▶ [THE REQUEST]:
All of the material should be reproduced exactly, with pictures left out.

▶ [THE INPUT]:
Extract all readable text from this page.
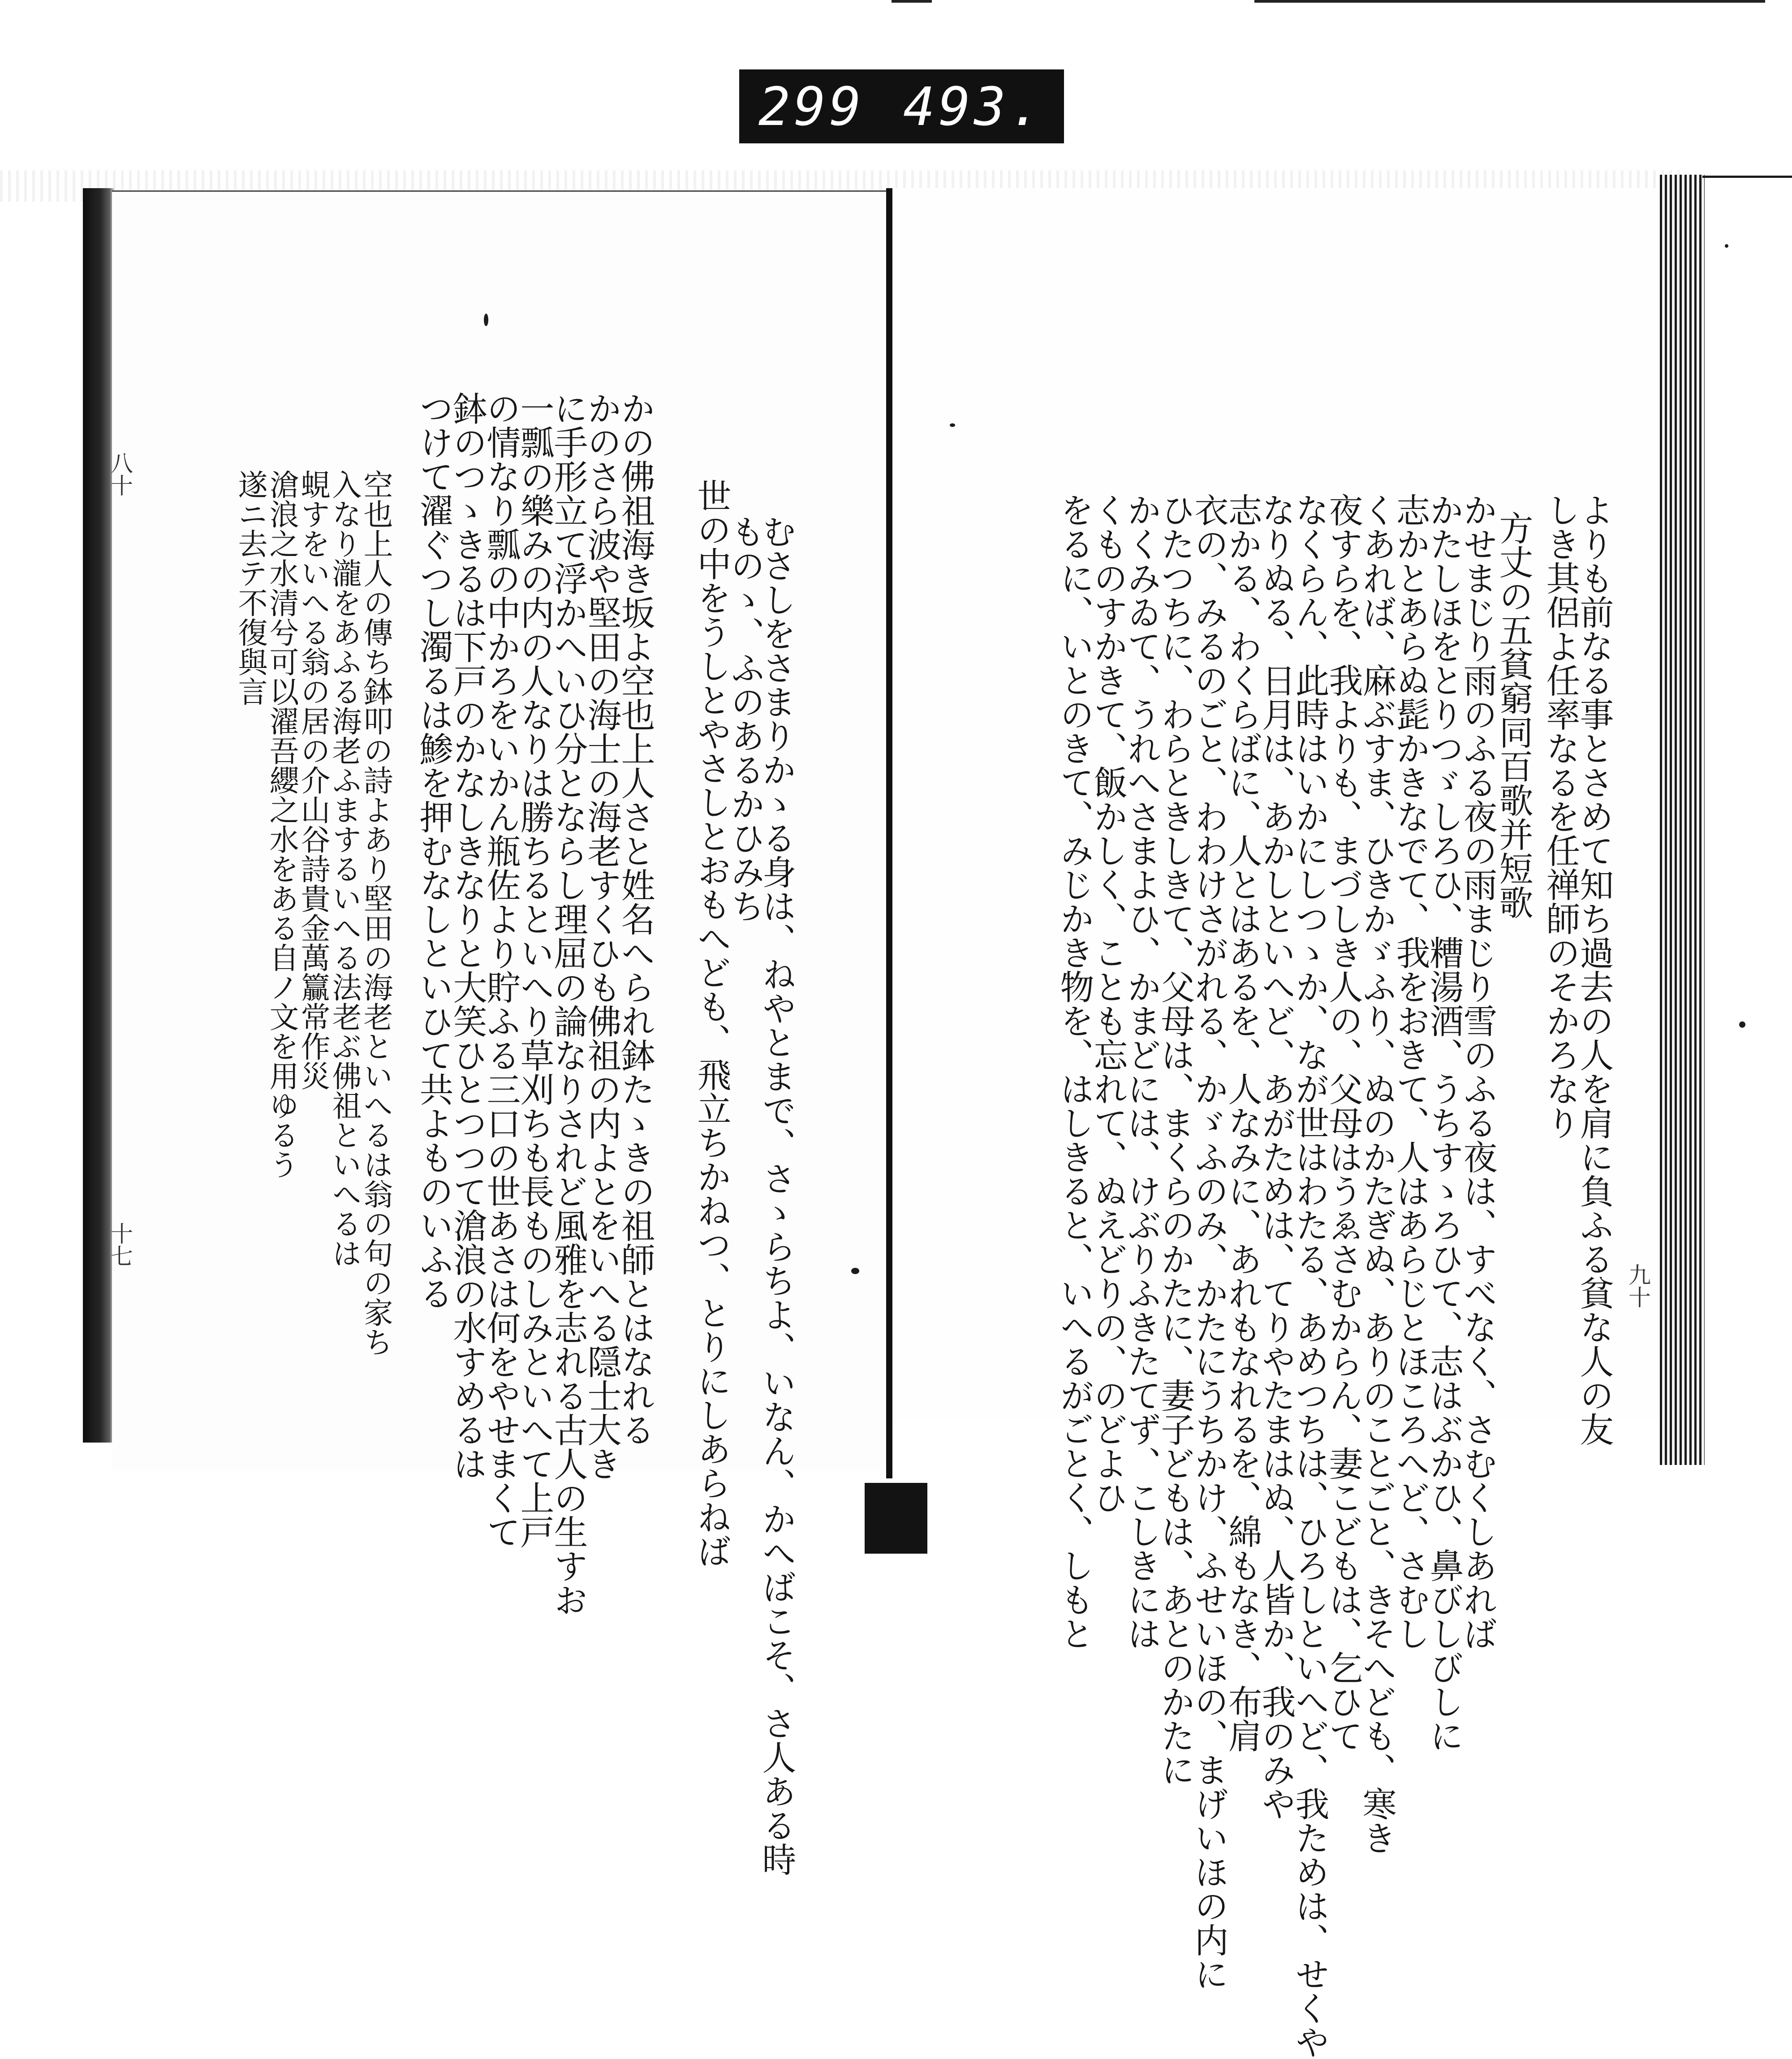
299 493.
八十
十七	むさしをさまりかゝる身は、ねやとまで、さゝらちよ、いなん、かへばこそ、さ人ある時
ものゝ、ふのあるかひみち
世の中をうしとやさしとおもへども、飛立ちかねつ、とりにしあらねば
かの佛祖海き坂よ空也上人さと姓名へられ鉢たゝきの祖師とはなれる
かのさら波や堅田の海士の海老すくひも佛祖の内よとをいへる隠士大き
に手形立て浮かへいひ分とならし理屈の論なりされど風雅を志れる古人の生すお
一瓢の樂みの内の人なりは勝ちるといへり草刈ちも長ものしみといへて上戸
の情なり瓢の中かろをいかん瓶佐より貯ふる三口の世あさは何をやせまくて
鉢のつゝきるは下戸のかなしきなりと大笑ひとつつて滄浪の水すめるは
つけて濯ぐつし濁るは鯵を押むなしといひて共よものいふる
空也上人の傳ち鉢叩の詩よあり堅田の海老といへるは翁の句の家ち
入なり瀧をあふる海老ふまするいへる法老ぶ佛祖といへるは
蜆すをいへる翁の居の介山谷詩貴金萬籯常作災
滄浪之水清兮可以濯吾纓之水をある自ノ文を用ゆるう
遂ニ去テ不復與言
九十
よりも前なる事とさめて知ち過去の人を肩に負ふる貧な人の友
しき其侶よ任率なるを任禅師のそかろなり
方丈の五貧窮同百歌并短歌
かせまじり雨のふる夜の雨まじり雪のふる夜は、すべなく、さむくしあれば
かたしほをとりつゞしろひ、糟湯酒、うちすゝろひて、志はぶかひ、鼻びしびしに
志かとあらぬ髭かきなでて、我をおきて、人はあらじとほころへど、さむし
くあれば、麻ぶすま、ひきかゞふり、ぬのかたぎぬ、ありのことごと、きそへども、寒き
夜すらを、我よりも、まづしき人の、父母はうゑさむからん、妻こどもは、乞ひて
なくらん、此時はいかにしつゝか、なが世はわたる、あめつちは、ひろしといへど、我ためは、せくや
なりぬる、日月は、あかしといへど、あがためは、てりやたまはぬ、人皆か、我のみや
志かる、わくらばに、人とはあるを、人なみに、あれもなれるを、綿もなき、布肩
衣の、みるのごと、わわけさがれる、かゞふのみ、かたにうちかけ、ふせいほの、まげいほの内に
ひたつちに、わらときしきて、父母は、まくらのかたに、妻子どもは、あとのかたに
かくみゐて、うれへさまよひ、かまどには、けぶりふきたてず、こしきには
くものすかきて、飯かしく、ことも忘れて、ぬえどりの、のどよひ
をるに、いとのきて、みじかき物を、はしきると、いへるがごとく、しもと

▶ [WRITTEN REPLY]:
Extract all readable text from this page.
299 493.
八十
十七	むさしをさまりかゝる身は、ねやとまで、さゝらちよ、いなん、かへばこそ、さ人ある時
ものゝ、ふのあるかひみち
世の中をうしとやさしとおもへども、飛立ちかねつ、とりにしあらねば
かの佛祖海き坂よ空也上人さと姓名へられ鉢たゝきの祖師とはなれる
かのさら波や堅田の海士の海老すくひも佛祖の内よとをいへる隠士大き
に手形立て浮かへいひ分とならし理屈の論なりされど風雅を志れる古人の生すお
一瓢の樂みの内の人なりは勝ちるといへり草刈ちも長ものしみといへて上戸
の情なり瓢の中かろをいかん瓶佐より貯ふる三口の世あさは何をやせまくて
鉢のつゝきるは下戸のかなしきなりと大笑ひとつつて滄浪の水すめるは
つけて濯ぐつし濁るは鯵を押むなしといひて共よものいふる
空也上人の傳ち鉢叩の詩よあり堅田の海老といへるは翁の句の家ち
入なり瀧をあふる海老ふまするいへる法老ぶ佛祖といへるは
蜆すをいへる翁の居の介山谷詩貴金萬籯常作災
滄浪之水清兮可以濯吾纓之水をある自ノ文を用ゆるう
遂ニ去テ不復與言
九十
よりも前なる事とさめて知ち過去の人を肩に負ふる貧な人の友
しき其侶よ任率なるを任禅師のそかろなり
方丈の五貧窮同百歌并短歌
かせまじり雨のふる夜の雨まじり雪のふる夜は、すべなく、さむくしあれば
かたしほをとりつゞしろひ、糟湯酒、うちすゝろひて、志はぶかひ、鼻びしびしに
志かとあらぬ髭かきなでて、我をおきて、人はあらじとほころへど、さむし
くあれば、麻ぶすま、ひきかゞふり、ぬのかたぎぬ、ありのことごと、きそへども、寒き
夜すらを、我よりも、まづしき人の、父母はうゑさむからん、妻こどもは、乞ひて
なくらん、此時はいかにしつゝか、なが世はわたる、あめつちは、ひろしといへど、我ためは、せくや
なりぬる、日月は、あかしといへど、あがためは、てりやたまはぬ、人皆か、我のみや
志かる、わくらばに、人とはあるを、人なみに、あれもなれるを、綿もなき、布肩
衣の、みるのごと、わわけさがれる、かゞふのみ、かたにうちかけ、ふせいほの、まげいほの内に
ひたつちに、わらときしきて、父母は、まくらのかたに、妻子どもは、あとのかたに
かくみゐて、うれへさまよひ、かまどには、けぶりふきたてず、こしきには
くものすかきて、飯かしく、ことも忘れて、ぬえどりの、のどよひ
をるに、いとのきて、みじかき物を、はしきると、いへるがごとく、しもと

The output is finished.